Adventure

I got my nail cut off yesterday. It's been hurting for as long as I can remember, and finally I went to the doctor and got it fixed. Before cutting into me though, they had to sedate my entire toe. It felt extremely weird to not be able to feel my toe. It's as if some dead body part happened to be dangling on to my foot. I had to resist the urge to pinch it or smash it just to see if I would feel anything.

You may wonder how this is related to adventure. The answer is: not at all. But because I wanted to blog about my toe experience I remembered an incident almost 2 years ago, back in Japan, when I was very suddenly reminded of my own mortality. It was in the evening, in pitch black darkness. I was cycling at speed on the main road south from Atsugi towards the ocean, Eurobeat music blaring in my ears, getting pumped up for a good exercise run. There's a crossing that's very difficult to get on to if you're a cyclist driving on the road, so I always take the footpath on there, cycle a bit further, and then jump onto the road at full speed when there's no traffic around. The area between footpath and car road is obfuscated by trees and it was hard for me to see in the dark, but that's no excuse for missing the giant truck that nearly hit me when I switched from footpath to road. He swerved and honked at me loudly, then just went on driving. It took me a second to realize that I would have been very dead if had I switched lanes a fraction of a second later.

At the time I didn't place a lot of value on that moment. In fact, I think I just cycled on towards the sea, not knowing what else I should do. I couldn't imagine myself cowering in fear of getting hit again and turning back, so I just kept going. And that was it. I didn't think I'd ever remember this moment again, but it comes back to me a lot. Whenever I think about my mortality, I remember that moment. Quite possibly the closest I've ever come to death. I like remembering this moment, because when I do, I am reminded that I'm still alive.

Records
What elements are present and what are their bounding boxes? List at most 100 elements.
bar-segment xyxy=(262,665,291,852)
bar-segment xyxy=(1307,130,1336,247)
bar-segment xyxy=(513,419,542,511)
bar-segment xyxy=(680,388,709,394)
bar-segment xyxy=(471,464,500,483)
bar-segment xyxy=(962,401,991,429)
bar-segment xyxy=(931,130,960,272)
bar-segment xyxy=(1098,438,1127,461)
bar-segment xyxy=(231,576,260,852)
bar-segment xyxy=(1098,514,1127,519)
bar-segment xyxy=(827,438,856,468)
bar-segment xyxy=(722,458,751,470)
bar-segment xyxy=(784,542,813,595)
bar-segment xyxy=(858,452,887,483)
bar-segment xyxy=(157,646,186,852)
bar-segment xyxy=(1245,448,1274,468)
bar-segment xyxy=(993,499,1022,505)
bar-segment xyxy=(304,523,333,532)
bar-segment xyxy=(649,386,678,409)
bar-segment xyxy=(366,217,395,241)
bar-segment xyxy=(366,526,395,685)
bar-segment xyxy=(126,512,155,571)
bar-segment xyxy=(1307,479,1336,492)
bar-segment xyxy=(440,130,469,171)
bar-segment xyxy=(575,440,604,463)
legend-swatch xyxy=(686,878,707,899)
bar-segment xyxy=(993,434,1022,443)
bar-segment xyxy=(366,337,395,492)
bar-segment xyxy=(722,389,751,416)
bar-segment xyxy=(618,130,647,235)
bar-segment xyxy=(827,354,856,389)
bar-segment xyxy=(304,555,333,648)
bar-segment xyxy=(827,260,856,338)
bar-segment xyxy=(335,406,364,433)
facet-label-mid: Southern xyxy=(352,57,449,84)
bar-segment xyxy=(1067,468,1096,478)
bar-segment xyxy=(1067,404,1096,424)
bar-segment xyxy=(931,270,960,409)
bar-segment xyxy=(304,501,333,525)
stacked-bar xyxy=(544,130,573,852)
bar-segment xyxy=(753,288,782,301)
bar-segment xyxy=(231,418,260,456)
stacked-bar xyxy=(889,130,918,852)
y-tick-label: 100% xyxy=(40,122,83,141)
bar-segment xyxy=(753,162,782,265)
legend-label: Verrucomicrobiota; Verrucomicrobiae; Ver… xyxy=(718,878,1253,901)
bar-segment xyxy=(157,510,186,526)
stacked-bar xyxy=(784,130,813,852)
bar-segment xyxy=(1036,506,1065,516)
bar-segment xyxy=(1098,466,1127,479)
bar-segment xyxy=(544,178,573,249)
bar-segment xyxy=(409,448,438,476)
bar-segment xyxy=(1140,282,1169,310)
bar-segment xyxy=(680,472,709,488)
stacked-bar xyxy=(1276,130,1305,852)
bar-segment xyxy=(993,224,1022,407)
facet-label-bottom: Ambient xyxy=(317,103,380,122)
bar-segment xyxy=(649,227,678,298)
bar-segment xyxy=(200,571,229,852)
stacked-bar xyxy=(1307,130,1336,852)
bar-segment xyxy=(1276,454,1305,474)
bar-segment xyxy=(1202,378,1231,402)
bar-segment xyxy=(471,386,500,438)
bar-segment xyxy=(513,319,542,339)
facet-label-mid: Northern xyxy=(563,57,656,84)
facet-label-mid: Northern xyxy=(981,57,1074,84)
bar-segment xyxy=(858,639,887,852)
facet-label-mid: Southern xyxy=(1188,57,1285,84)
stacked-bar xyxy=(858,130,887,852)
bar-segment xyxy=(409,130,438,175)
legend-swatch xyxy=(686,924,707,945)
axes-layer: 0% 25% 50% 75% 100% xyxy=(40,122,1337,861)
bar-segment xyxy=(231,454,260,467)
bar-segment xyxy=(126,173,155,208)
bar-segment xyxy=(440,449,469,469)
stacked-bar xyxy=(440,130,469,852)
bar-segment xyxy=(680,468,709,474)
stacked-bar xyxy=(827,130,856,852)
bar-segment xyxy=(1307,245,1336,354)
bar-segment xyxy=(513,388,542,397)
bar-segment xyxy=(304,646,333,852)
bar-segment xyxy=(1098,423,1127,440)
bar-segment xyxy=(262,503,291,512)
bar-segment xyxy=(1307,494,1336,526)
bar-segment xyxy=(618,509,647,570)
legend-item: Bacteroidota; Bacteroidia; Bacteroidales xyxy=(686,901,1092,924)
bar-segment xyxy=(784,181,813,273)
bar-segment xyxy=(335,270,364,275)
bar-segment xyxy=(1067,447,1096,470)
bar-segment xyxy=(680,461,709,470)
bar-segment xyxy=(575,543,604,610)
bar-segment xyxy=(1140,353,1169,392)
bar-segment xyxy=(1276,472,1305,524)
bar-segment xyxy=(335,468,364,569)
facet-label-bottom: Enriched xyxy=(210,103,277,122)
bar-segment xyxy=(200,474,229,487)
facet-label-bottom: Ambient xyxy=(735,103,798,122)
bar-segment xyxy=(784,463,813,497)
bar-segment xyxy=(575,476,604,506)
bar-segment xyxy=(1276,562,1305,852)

Requirement 1
Answer these from the post about the near miss:
(a) What did the doctor have to do before cutting into the toe?
(b) Which place was the writer cycling south from?
(c) What kind of music was playing in the writer's ears?
Requirement 2
Write out the part of the listing that opens with its first line and closes with the line containing "legend-swatch xyxy=(686,878,707,899)". Include both ends.

Full solution 1
(a) Sedate the entire toe.
(b) Atsugi.
(c) Eurobeat.

Full solution 2
What elements are present and what are their bounding boxes? List at most 100 elements.
bar-segment xyxy=(262,665,291,852)
bar-segment xyxy=(1307,130,1336,247)
bar-segment xyxy=(513,419,542,511)
bar-segment xyxy=(680,388,709,394)
bar-segment xyxy=(471,464,500,483)
bar-segment xyxy=(962,401,991,429)
bar-segment xyxy=(931,130,960,272)
bar-segment xyxy=(1098,438,1127,461)
bar-segment xyxy=(231,576,260,852)
bar-segment xyxy=(1098,514,1127,519)
bar-segment xyxy=(827,438,856,468)
bar-segment xyxy=(722,458,751,470)
bar-segment xyxy=(784,542,813,595)
bar-segment xyxy=(858,452,887,483)
bar-segment xyxy=(157,646,186,852)
bar-segment xyxy=(1245,448,1274,468)
bar-segment xyxy=(993,499,1022,505)
bar-segment xyxy=(304,523,333,532)
bar-segment xyxy=(649,386,678,409)
bar-segment xyxy=(366,217,395,241)
bar-segment xyxy=(366,526,395,685)
bar-segment xyxy=(126,512,155,571)
bar-segment xyxy=(1307,479,1336,492)
bar-segment xyxy=(440,130,469,171)
bar-segment xyxy=(575,440,604,463)
legend-swatch xyxy=(686,878,707,899)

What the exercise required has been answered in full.